-- start Extracted information --
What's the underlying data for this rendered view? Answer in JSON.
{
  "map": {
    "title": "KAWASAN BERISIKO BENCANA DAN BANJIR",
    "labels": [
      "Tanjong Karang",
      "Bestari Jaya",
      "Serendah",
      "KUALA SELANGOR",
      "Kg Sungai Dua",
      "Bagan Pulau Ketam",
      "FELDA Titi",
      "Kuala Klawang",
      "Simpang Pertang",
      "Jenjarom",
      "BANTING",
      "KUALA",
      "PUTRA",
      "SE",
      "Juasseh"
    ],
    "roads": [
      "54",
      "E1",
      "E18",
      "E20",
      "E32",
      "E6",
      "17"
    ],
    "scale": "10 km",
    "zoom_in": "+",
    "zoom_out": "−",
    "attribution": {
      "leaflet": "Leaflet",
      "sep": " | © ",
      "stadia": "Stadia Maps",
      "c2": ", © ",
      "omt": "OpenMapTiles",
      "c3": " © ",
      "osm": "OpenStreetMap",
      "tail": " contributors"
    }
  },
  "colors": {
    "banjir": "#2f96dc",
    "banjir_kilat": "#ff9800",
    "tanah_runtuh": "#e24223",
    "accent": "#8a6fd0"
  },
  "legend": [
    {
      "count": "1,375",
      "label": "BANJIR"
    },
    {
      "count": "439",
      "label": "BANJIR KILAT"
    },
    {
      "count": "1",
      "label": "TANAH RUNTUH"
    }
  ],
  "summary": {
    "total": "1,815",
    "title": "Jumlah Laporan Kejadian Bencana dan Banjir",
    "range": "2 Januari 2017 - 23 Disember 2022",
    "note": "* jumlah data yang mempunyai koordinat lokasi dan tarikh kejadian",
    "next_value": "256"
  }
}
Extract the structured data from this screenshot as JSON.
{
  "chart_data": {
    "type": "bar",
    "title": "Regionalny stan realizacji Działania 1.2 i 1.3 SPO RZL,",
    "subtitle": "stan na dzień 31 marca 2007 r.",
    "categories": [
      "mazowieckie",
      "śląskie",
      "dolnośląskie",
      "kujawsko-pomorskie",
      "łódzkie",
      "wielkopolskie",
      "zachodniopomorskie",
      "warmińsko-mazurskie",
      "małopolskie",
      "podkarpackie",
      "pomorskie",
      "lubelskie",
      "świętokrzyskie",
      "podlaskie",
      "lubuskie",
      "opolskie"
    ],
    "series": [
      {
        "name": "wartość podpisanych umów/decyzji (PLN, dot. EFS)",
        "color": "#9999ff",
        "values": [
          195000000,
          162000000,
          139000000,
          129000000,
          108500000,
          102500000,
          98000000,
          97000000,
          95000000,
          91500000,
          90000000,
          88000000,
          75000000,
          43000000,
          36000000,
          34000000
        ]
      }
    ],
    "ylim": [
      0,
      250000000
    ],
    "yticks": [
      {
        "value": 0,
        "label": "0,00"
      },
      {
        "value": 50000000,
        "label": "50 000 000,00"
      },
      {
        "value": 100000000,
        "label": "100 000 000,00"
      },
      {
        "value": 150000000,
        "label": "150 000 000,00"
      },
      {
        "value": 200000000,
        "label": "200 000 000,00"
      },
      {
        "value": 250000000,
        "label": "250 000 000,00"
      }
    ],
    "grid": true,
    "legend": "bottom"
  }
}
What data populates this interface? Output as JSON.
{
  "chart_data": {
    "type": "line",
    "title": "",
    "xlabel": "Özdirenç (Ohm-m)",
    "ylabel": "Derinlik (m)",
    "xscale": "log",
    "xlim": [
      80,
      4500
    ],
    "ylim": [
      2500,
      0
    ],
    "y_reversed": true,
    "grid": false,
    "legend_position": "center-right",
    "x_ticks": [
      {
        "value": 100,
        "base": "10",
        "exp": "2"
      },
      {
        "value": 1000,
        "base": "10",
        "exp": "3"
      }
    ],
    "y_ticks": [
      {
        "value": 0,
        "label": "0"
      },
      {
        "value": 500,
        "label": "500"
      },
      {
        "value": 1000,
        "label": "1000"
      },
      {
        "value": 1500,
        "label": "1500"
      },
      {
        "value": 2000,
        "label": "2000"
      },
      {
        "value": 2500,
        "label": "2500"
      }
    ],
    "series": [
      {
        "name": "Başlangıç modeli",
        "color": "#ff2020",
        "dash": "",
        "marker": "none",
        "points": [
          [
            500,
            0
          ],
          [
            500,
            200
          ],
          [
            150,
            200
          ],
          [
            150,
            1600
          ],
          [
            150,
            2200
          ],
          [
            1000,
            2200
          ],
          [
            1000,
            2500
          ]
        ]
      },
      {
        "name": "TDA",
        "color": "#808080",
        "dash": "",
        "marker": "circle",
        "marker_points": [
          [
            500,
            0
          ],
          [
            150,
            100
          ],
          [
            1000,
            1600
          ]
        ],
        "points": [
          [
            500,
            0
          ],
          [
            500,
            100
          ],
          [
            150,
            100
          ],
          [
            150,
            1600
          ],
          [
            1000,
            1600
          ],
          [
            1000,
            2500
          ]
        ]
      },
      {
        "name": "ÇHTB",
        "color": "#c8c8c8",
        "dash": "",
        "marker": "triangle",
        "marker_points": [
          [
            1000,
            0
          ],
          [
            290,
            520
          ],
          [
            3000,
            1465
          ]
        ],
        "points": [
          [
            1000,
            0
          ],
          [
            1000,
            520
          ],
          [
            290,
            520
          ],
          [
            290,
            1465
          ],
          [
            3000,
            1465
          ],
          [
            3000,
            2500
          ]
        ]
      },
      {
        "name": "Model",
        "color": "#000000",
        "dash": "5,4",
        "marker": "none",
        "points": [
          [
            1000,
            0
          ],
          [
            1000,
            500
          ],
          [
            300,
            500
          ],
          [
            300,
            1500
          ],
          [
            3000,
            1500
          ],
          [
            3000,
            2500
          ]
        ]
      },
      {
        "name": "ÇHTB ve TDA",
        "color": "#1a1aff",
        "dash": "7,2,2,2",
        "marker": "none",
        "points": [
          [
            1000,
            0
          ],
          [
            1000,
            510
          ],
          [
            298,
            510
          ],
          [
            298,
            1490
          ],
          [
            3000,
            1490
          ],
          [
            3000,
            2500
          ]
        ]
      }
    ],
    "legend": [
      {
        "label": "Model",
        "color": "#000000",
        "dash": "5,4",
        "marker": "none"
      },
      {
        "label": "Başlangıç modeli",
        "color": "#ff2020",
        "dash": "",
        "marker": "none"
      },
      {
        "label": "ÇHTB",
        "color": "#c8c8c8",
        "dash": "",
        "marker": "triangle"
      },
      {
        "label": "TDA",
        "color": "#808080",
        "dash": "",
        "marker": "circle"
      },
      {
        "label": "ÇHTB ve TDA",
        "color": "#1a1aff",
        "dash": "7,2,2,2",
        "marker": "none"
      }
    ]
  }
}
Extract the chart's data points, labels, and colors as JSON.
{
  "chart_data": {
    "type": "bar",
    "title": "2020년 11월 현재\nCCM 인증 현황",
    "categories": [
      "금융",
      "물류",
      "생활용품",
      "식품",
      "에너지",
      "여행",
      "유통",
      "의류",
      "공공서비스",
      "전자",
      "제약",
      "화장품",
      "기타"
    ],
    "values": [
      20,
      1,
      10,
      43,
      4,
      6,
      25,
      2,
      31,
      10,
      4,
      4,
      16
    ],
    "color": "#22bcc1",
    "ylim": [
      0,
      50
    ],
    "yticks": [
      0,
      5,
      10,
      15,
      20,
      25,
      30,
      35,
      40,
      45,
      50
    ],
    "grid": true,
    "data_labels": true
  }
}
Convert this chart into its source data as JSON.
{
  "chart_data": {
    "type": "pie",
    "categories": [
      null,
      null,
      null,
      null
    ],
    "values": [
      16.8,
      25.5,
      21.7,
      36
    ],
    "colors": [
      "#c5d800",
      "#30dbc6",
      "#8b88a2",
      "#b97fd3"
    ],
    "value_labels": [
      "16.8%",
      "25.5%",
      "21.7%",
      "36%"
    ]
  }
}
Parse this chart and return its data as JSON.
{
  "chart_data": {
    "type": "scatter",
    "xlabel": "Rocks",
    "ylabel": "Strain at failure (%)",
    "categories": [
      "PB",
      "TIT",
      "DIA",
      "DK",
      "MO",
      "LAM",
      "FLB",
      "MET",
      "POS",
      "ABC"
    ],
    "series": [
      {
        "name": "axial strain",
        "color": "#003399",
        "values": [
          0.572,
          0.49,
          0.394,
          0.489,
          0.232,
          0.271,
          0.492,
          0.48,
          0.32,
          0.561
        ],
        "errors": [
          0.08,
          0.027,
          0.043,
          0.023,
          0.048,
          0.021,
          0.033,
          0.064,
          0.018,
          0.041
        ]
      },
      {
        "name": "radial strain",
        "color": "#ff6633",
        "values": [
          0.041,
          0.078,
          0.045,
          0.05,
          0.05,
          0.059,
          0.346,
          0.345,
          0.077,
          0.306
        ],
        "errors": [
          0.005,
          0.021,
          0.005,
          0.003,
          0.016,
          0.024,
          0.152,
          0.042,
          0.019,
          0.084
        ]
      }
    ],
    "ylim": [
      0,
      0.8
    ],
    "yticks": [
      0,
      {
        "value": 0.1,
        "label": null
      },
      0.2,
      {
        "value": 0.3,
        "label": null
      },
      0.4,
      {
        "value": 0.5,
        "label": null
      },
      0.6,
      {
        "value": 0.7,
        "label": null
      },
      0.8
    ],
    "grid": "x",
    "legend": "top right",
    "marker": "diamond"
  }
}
-- end Extracted information --
> [Exercise details] Go through the entries above and pull out each line with "ylabel" in it.

> [Solution for this task]
    "ylabel": "Derinlik (m)",
    "ylabel": "Strain at failure (%)",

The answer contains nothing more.